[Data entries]
====
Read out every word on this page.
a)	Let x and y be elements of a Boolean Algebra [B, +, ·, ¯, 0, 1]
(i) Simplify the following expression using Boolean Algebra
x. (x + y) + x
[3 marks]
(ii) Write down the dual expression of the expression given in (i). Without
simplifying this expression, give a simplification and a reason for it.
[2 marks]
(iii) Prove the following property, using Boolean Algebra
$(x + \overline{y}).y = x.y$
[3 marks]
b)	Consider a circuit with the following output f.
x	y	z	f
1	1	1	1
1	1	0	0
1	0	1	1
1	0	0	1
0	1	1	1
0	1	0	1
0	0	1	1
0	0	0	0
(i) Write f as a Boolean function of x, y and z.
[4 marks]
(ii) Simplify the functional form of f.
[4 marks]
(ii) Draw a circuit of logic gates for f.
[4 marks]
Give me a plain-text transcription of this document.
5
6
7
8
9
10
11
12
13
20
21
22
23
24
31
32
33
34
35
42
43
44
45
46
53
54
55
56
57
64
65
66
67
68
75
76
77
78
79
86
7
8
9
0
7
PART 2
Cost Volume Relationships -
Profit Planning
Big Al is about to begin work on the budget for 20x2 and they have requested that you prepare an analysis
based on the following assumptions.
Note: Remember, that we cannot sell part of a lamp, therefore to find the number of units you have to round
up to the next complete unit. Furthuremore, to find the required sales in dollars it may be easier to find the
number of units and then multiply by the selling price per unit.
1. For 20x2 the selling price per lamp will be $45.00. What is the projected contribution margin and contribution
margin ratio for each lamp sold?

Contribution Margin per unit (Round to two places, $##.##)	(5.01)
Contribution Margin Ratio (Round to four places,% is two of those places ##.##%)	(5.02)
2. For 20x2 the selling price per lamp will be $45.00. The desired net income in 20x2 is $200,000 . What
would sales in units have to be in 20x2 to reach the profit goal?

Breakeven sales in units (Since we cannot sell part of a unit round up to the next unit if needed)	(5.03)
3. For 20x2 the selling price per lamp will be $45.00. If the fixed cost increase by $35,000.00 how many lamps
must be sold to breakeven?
====
- _What to do_:
Pick out the lines containing the word "circuit" and show them.

- _Written answer_:
b)	Consider a circuit with the following output f.
(ii) Draw a circuit of logic gates for f.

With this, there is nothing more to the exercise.